Consigne donnée:
Pourriez-vous écrire la suite du texte sur la compassion, en partant de sa dernière phrase ?

Extrait fourni:
◆ ◆ ◆ ◆ ◆

Il convient ici d’aller plus loin et de s’intéresser à ce que com-pâtir veut vraiment dire, i.e. s’intéresser à ce que ce souffrir-avec et aider signifie vraiment. Souffrir-avec suppose de ressentir au plus profond la souffrance de l’Autre, de tout Autre. Et si, physiquement, il est impossible de ressentir la souffrance vécue, il importe malgré tout de faire ce travail kantien de « se mettre à la place de » pour l’expérimenter au plus profond de soi-même, tout en sachant, il est vrai, que certaines souffrances ne sont pas partageables.

Que pouvons-nous dire effectivement de cette compassion au mieux sélective, au pire inefficace ? Que pouvons-nous dire effectivement de cette compassion qui ne s’adresse qu’aux mêmes que nous et qui écarte tout souci pour des Autruis éloignés, alors même qu’ils sont au coeur de nos vies quotidiennes ? N’avons-nous vraiment pas la possibilité d’agir, autrement qu’en donnant ici ou là quelques pièces ?

N’est-ce pas en quelque sorte simplement le résultat d’une domination sans partage du monde financier qui se transforme en barbarie ? Comme le disait Juvénal, avec sa célèbre formule Panem et circenses, comme le rappelait Richard Rorty, donner du pain et occuper la population avec des jeux et des guerres permet aux super-riches de gouverner à leurs avantages[24]. N’avons-nous pas tout simplement oublié, en raison très probablement de cette illusion de bonheur, que procurent la réussite individuelle (ou sa recherche) et la sur-consommation, essences mêmes de la supériorité de la finance, cet esprit critique, cette capacité de questionner, de mettre en doute…, cette vigilance vis-à-vis des (et de nos) constructions mentales, philosophiques, épistémologiques qui nous permettraient de ne pas nous retrancher derrière notre confort douillet, derrière nos exigences de « survie mentale »…, mais toujours, comme l’invitait Pénélope, attendant Ulysse, remettre sur le chantier, nos idées, nos idéaux, nos pratiques. Ne conviendrait-il pas d’implorer à un retour de l’« héroïsme de la raison » dont parlaient aussi bien Edmond Husserl que Marc Bloch, non pas au sens d’une raison scientifico-technique déconnectée de la vie humaine, mais d’un rationalisme critique, qui se verrait concrétisé par une interrogation profonde, constante et poussée sur le sens de nos actions et de leurs conséquences, non pas pour nous dans l’ici et maintenant, mais pour nous et pour les Autres, dans l’ici et maintenant, et dans l’ailleurs et demain. Ce n’est sans doute qu’à cette condition que nous pourrons dépasser le registre de la lassitude qu’Edmond Husserl, de manière éclairée en 1935, considérait déjà comme « le plus grand danger pour l’Europe[25] », voire pour les idéaux européens, des idéaux aujourd’hui encore largement dévoyés, sans cesse critiqués. Ce n’est aussi sans doute qu’à cette condition que nous pourrons aussi dépasser la passivité, la résignation, voire l’insondable bêtise, qui conduit à accepter tout développement technologique, bon par nature, sans s’interroger sur ce que cette technique (ou ces techniques) apporte (apportent) à une vie qui serait authentiquement humaine[26].

◆ ◆ ◆ ◆ ◆

Matériel recueilli:
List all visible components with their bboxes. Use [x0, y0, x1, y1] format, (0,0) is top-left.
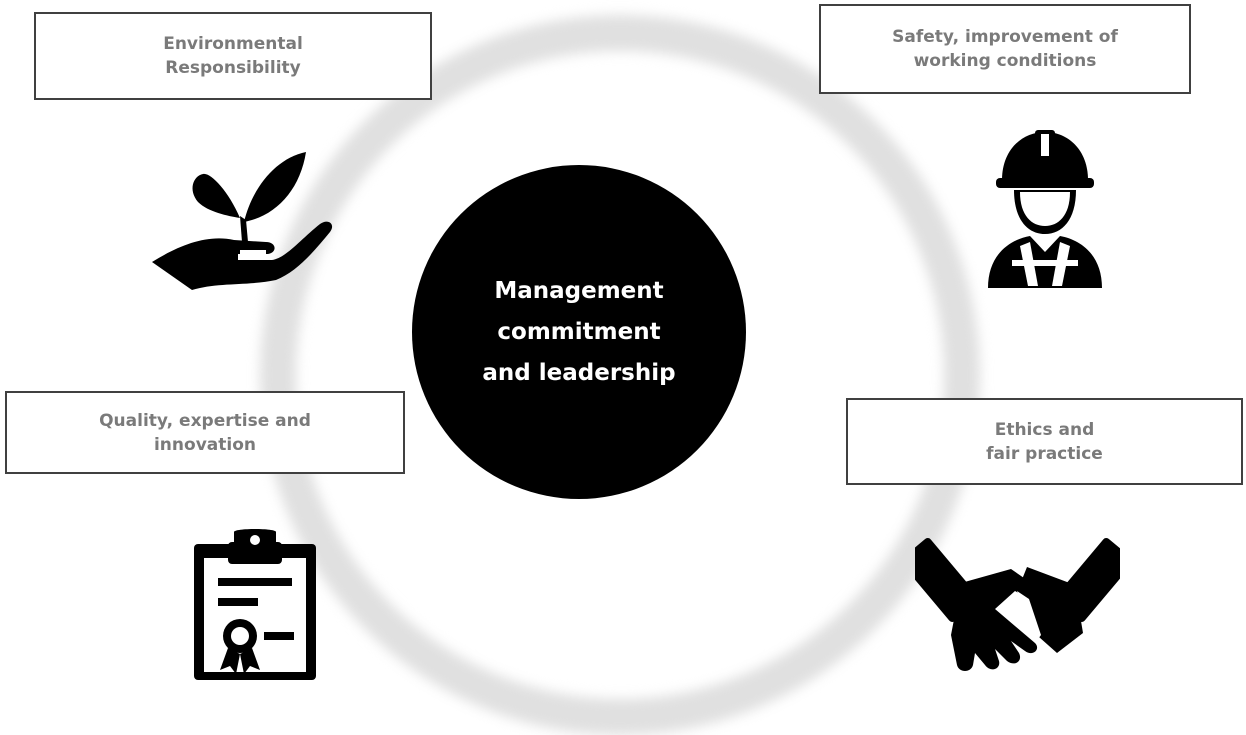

◆ ◆ ◆ ◆ ◆

En réponse:
Sans cette analyse critique toujours renouvelée, la compassion ne devient-elle pas alibi, ou pire encore ne vient-elle pas se soustraire à toute réflexion sur l’appartenance à une même humanité ? C’est ainsi que Hannah Arendt rejetait ces alibis de compassion et de piété au nom justement de l’inscription de l’autre dans un statut de malheureux, de faible et non de citoyen, rejoignant en cela une réflexion de François de La Rochefoucauld, selon laquelle « il y a souvent plus d’orgueil que de bonté à plaindre les malheurs de nos ennemis ; c’est pour leur faire sentir que nous sommes au-dessus d’eux que nous leur donnons des marques de compassion[27] ». Cette proposition est sans conteste une évidence aujourd’hui : la compassion, en quelque sorte, nous distrait d’une partie de notre devoir de solidarité. Une partie de notre devoir de solidarité, parce que, dans le mot « solidarité », il y a bien plus que le don de quelques pièces, aussi nombreuses soient-elles. Il y a un engagement et une responsabilité, qui viennent de notre condition même d’humanité. Appartenir à la communauté humaine implique une dette envers la société d’hier, d’aujourd’hui et de demain[28].

La question de la compassion, sauf à la circonscrire au registre du care, du prendre soin, tout à fait louable par ailleurs, nous confronte à cette idée d’appartenir à une même humanité et de ses contraintes ou exigences. Autrement dit, elle nous confronte à l’existence, au sein de la même communauté humaine, à des inégalités éprouvées, à des souffrances vécues, à des drames subis par les uns et non par les autres, qui ne peuvent que nous interpeller sur cette idée même d’appartenance tant l’expérience de l’autre souffrant, misérable, errant, peut certes être une expérience radicalement étrangère, parce que jamais vécue, jamais rencontrée – pensons aux survivants des camps de concentration et d’extermination –, mais n’est surtout pas l’expérience d’un étranger radical, inconnaissable, voire insaisissable, puisque l’expérience d’un même.

Le pâtir-avec impuissant

Paul Ricoeur parle ainsi du « scandale du mal[29] » parce que le mal est d’abord et avant tout injuste.

Le mal est avant tout ce qui ne devrait pas être, mais doit être combattu. […] La réponse de l’action […] [à la question du mal], c’est : que faire contre le mal ?

Que faire contre le mal quand celui-ci se répand aux quatre coins de la planète ? Que faire contre le mal quand, de plus en plus, l’idée d’une responsabilité individuelle se dilue dans une globalisation décérébrée ? Que faire contre le mal quand l’impuissance à agir (ou le sentiment d’impuissance à agir) envahit notre espace de vie et remplace l’action ?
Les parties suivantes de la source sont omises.